**EXERCISE AIM:**
Report all lines holding "received".

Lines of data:
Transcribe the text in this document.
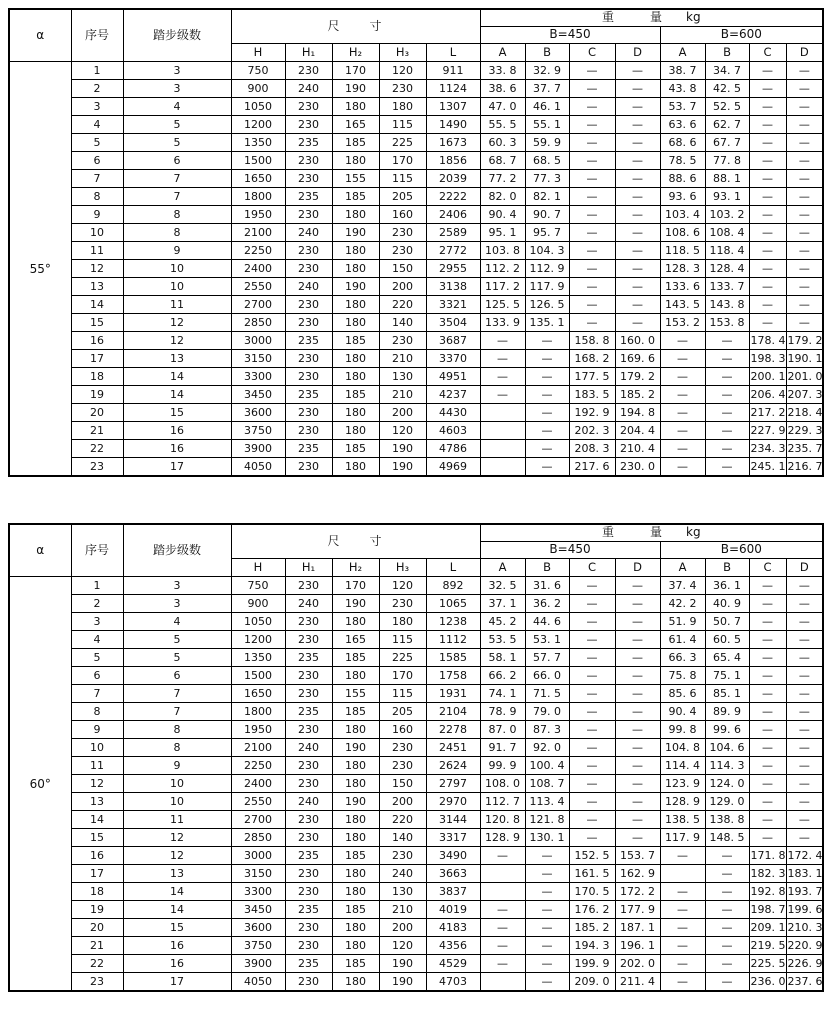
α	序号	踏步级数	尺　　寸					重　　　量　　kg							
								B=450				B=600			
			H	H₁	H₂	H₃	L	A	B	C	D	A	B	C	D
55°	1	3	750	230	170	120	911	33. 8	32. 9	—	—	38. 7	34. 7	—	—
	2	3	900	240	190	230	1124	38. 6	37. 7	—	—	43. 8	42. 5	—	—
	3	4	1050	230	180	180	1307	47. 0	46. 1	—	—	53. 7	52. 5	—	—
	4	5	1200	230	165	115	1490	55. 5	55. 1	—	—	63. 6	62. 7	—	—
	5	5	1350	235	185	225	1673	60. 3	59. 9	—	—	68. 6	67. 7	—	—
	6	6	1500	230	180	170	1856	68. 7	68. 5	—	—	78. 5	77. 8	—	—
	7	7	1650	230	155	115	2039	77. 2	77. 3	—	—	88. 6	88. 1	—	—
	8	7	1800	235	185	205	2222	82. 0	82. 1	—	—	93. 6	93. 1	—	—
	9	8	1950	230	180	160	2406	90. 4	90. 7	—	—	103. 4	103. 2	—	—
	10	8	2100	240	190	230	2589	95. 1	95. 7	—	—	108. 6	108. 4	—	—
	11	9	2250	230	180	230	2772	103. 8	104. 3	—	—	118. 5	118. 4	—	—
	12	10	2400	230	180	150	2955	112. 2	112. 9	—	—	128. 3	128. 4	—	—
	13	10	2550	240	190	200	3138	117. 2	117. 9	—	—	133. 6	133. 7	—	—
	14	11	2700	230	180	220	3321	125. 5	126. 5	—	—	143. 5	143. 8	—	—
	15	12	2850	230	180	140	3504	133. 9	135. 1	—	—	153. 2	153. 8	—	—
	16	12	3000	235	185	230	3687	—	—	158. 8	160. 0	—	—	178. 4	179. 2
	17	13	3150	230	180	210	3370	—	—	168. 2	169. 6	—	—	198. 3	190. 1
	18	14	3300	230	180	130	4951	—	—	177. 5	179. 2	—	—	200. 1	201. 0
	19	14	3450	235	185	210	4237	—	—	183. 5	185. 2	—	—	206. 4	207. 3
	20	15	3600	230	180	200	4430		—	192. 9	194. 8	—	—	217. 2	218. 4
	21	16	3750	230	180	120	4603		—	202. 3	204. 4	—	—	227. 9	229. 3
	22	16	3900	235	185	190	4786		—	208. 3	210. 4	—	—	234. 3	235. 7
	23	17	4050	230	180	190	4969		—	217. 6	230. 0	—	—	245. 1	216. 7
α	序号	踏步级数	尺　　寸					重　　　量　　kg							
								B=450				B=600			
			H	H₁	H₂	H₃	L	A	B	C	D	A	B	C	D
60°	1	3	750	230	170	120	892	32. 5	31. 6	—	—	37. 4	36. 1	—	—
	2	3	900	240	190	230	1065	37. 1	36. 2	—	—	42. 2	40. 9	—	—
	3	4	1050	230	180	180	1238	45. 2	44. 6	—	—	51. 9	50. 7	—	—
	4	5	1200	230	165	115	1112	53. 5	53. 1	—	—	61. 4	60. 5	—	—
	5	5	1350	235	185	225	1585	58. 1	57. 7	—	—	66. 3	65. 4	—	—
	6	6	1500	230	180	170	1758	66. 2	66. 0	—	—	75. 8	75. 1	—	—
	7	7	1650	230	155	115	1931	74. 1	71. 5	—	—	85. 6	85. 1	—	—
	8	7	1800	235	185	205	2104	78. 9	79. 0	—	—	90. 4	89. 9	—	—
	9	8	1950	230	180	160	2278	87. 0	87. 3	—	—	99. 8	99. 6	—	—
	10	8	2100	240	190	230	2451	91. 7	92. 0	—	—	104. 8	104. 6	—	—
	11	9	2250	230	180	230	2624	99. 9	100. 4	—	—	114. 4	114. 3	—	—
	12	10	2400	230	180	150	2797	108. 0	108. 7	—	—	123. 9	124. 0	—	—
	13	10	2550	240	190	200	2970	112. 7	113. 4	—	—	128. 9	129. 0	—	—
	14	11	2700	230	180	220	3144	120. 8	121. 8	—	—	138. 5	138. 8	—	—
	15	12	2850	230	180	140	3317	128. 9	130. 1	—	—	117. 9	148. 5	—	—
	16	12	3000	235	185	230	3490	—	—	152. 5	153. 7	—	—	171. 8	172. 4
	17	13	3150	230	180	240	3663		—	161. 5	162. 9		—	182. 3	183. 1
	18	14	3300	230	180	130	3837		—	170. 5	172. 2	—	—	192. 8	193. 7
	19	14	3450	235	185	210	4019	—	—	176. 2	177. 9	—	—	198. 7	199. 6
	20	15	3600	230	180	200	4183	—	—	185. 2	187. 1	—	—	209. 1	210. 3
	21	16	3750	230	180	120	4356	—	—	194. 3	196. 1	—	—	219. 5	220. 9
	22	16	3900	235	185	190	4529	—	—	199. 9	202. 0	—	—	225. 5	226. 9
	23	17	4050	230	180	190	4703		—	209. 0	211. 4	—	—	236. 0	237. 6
==
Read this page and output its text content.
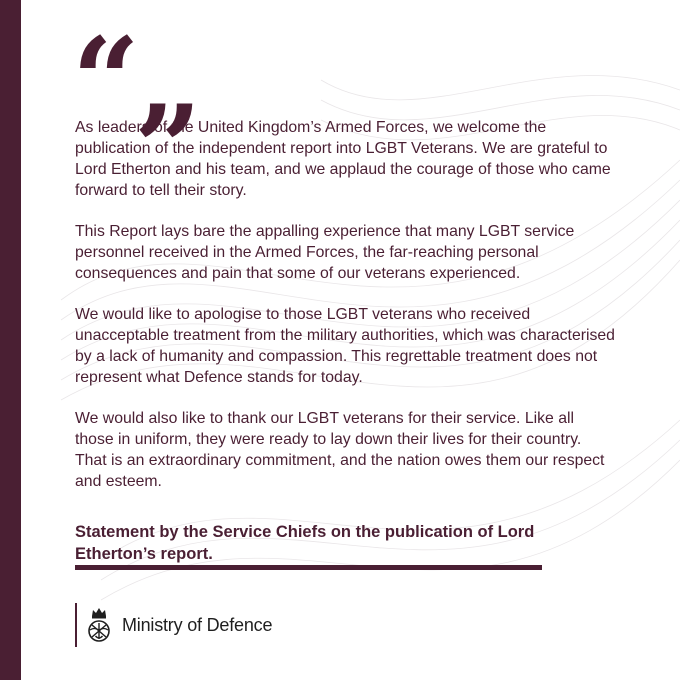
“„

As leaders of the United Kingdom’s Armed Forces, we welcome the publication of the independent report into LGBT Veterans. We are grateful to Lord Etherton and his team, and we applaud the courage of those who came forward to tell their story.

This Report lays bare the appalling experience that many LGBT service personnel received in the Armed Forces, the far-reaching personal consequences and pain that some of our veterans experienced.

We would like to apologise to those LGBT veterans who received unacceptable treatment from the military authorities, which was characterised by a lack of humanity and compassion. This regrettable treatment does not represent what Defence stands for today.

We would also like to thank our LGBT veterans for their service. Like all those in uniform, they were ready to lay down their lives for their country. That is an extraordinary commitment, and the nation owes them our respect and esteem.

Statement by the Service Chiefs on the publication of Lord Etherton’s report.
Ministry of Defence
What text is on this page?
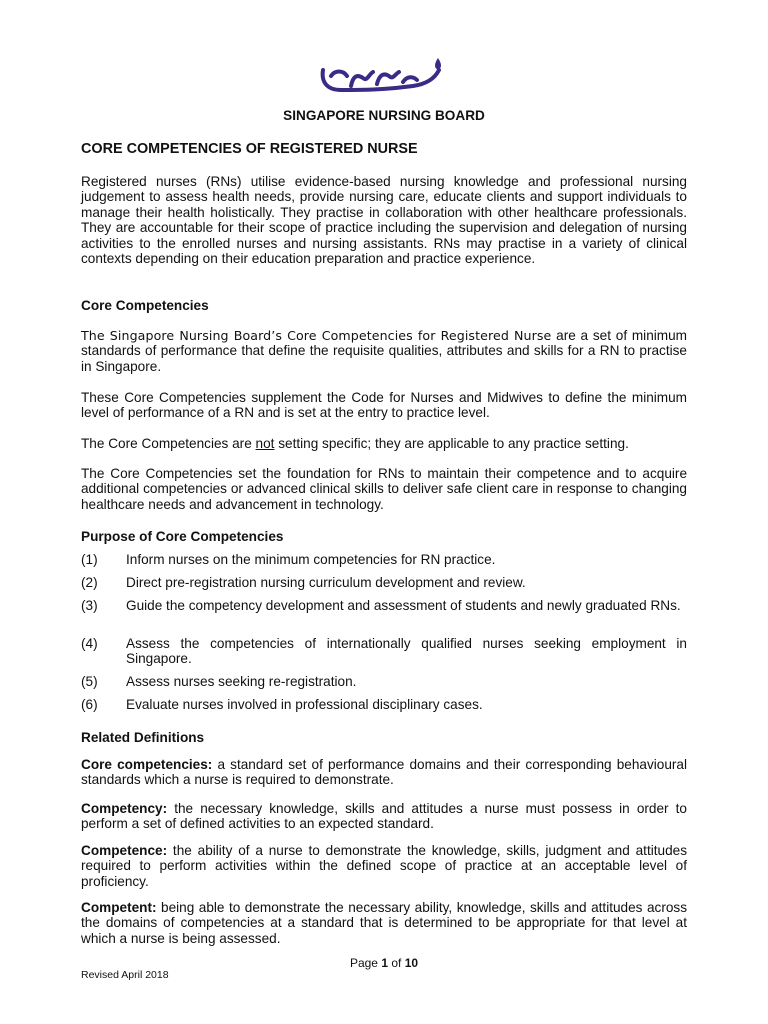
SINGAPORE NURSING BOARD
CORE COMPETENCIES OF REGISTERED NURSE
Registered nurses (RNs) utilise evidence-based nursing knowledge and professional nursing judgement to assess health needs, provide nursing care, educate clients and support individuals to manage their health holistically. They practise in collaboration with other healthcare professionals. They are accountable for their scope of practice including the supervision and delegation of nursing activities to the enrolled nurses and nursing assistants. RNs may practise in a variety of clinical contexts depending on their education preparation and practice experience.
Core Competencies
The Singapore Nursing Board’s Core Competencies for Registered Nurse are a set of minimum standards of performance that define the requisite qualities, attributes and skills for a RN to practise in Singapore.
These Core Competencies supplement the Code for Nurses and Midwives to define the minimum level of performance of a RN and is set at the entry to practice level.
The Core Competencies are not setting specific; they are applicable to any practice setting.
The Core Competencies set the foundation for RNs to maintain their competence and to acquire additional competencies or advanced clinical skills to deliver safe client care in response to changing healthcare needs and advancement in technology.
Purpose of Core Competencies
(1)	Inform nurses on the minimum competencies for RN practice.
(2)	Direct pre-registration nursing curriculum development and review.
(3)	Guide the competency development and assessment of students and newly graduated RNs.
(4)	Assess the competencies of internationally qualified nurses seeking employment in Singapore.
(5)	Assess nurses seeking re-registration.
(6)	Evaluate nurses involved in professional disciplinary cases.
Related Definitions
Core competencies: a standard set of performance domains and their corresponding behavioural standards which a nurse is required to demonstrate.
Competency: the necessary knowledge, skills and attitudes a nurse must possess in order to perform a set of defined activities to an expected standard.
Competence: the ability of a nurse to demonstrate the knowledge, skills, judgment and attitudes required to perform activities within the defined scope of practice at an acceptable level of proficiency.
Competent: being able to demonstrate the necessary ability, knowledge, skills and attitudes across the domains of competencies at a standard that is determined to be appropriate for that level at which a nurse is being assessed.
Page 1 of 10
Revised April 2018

**FULL RESPONSE:**
This Report lays bare the appalling experience that many LGBT service personnel received in the Armed Forces, the far-reaching personal consequences and pain that some of our veterans experienced.
We would like to apologise to those LGBT veterans who received unacceptable treatment from the military authorities, which was characterised by a lack of humanity and compassion. This regrettable treatment does not represent what Defence stands for today.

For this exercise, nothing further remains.